(Article):
☆ ☆ ☆ ☆ ☆
Pourquoi la dette inquiète
Pendant la dernière décennie, pendant laquelle l’Afrique a connu une croissance impressionnante dans le sillage de la Chine, locomotive, important investisseur dans les infrastructures et principale cliente de ses matières premières. Le cri d’alarme a commencé à être poussé quand, constatant combien l’Afrique avait fait un bond, certains observateurs ont signalé que la dette des pays africains était en train de gonfler. Du coup, dix ans après la mise œuvre de l’initiative PPTE dans laquelle les pays pauvres très endettés (PPTE) bénéficient d’une assistance rendant leurs dettes internationales soutenables, la question de la dette africaine s’est à nouveau invitée dans les débats. Le point d’orgue a été l’entretien qu’a récemment accordé à la chaîne Bloomberg Kristalina Georgieva, toute nouvelle directrice générale du Fonds monétaire international. Elle a en effet indiqué que 40 % des pays africains étaient en difficulté en raison du niveau de leur endettement. Parmi les causes d’inquiétude de l’institution de Bretton Woods, il y a que d’une représentation de moins de 30 % du PIB en 2010, il est prévu que la dette des États africains pourrait dépasser le cap des 50 % d’ici 2020. Il faut dire que la trajectoire de certains pays n’est pas des plus rassurantes selon le FMI. C’est le cas de la Zambie. Dans ce pays, la dette publique devrait passer à 96 % en 2020. « Une dette dangereuse », a indiqué Kristalina Georgieva, qui a conseillé à Lusaka de « maîtriser sa dette » en même temps qu’elle indiquait à un pays comme l’Éthiopie de « renégocier une partie de sa dette ».
Autre pays qui cristallise bien des inquiétudes : l’Afrique du Sud. L’ex-première puissance économique passée depuis au second rang est mal en point depuis 2008, année de la crise financière mondiale. Sur fond d’une économie au ralenti avec une croissance molle (1,9 % prévu en 2019), un taux de chômage endémique (29 %) et un fort endettement (200 milliards de dollars que le ministre des Finances a prévu de voir passer à 300 milliards d’ici 2022), le pays est au plus mal. Son taux d’endettement est au niveau de 60,8 % du PIB, l’un des plus élevés du continent, et devrait monter à 71,3 % dans les 3 ans à venir. Une réalité qui met le président Ramaphosa sous pression, lui qui depuis deux ans s’acharne à multiplier les mesures pour relancer l’économie sud-africaine en butte à de nombreuses tensions politiques et sociales. Verdict du FMI à l’issue de sa dernière inspection : le pays doit s’atteler à des réformes structurelles en profondeur pour que l’investissement se relance de manière durable et surtout que les Sud-Africains trouvent du travail. Une tâche titanesque au lendemain d’une appréciation peu engageante de l’agence Standard&Poor’s pour laquelle l’Afrique du Sud est classée dans la catégorie des investissements « spéculatifs » avec une perspective négative à cause de sa faible croissance et de son endettement.
☆ ☆ ☆ ☆ ☆
(Données enregistrées):
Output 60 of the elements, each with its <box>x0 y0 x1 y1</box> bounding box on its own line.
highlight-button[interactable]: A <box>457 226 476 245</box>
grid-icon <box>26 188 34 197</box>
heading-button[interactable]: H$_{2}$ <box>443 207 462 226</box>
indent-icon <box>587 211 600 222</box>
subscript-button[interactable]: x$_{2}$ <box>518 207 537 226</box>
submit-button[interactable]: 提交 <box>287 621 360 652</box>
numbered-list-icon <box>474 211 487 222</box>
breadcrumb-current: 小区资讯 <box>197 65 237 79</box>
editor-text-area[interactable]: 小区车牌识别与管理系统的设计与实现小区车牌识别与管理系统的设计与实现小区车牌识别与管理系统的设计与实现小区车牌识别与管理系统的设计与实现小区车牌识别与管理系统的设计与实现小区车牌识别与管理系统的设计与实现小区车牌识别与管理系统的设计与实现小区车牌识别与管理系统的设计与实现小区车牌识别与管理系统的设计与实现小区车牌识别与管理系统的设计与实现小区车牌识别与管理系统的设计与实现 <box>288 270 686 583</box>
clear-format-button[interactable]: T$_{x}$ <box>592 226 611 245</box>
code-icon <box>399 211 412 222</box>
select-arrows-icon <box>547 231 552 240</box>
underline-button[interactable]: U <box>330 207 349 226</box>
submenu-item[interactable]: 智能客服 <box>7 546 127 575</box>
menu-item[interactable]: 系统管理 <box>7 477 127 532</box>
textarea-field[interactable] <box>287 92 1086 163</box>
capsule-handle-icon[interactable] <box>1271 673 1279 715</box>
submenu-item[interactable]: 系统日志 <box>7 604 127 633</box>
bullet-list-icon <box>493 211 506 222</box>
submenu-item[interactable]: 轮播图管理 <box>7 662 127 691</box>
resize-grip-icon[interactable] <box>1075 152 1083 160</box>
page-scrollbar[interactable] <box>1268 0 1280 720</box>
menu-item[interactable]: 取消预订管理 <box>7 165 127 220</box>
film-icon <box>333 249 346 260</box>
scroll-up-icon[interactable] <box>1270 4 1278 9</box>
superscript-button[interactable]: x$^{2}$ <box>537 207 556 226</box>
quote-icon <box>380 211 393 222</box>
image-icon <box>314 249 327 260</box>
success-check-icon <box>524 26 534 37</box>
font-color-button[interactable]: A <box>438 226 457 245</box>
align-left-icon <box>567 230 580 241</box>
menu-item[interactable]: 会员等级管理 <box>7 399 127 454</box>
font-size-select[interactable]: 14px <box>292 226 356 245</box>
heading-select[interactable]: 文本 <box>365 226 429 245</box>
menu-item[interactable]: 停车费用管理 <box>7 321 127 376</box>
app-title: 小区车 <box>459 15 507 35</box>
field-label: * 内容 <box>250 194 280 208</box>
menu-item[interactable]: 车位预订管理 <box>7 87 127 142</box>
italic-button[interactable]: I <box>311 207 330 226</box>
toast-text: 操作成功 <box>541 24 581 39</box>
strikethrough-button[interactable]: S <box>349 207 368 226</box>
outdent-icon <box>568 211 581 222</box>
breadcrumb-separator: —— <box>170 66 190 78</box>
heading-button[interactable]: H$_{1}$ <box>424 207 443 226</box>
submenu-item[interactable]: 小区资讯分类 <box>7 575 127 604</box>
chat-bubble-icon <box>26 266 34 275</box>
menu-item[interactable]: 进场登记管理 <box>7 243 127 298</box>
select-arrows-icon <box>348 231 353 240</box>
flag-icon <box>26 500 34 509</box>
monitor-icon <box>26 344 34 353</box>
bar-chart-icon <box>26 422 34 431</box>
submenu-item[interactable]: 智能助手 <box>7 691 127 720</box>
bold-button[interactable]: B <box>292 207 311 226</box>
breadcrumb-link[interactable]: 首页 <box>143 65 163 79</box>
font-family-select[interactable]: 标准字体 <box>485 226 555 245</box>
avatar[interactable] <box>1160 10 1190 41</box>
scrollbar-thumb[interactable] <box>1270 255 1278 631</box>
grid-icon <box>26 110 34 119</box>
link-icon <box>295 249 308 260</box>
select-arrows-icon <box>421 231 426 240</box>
☆ ☆ ☆ ☆ ☆
D'après l'article sur la dette africaine, à quel niveau la dette publique de la Zambie devrait-elle passer en 2020 ?

(Corrigé de l'exercice): Elle devrait passer à 96 % en 2020.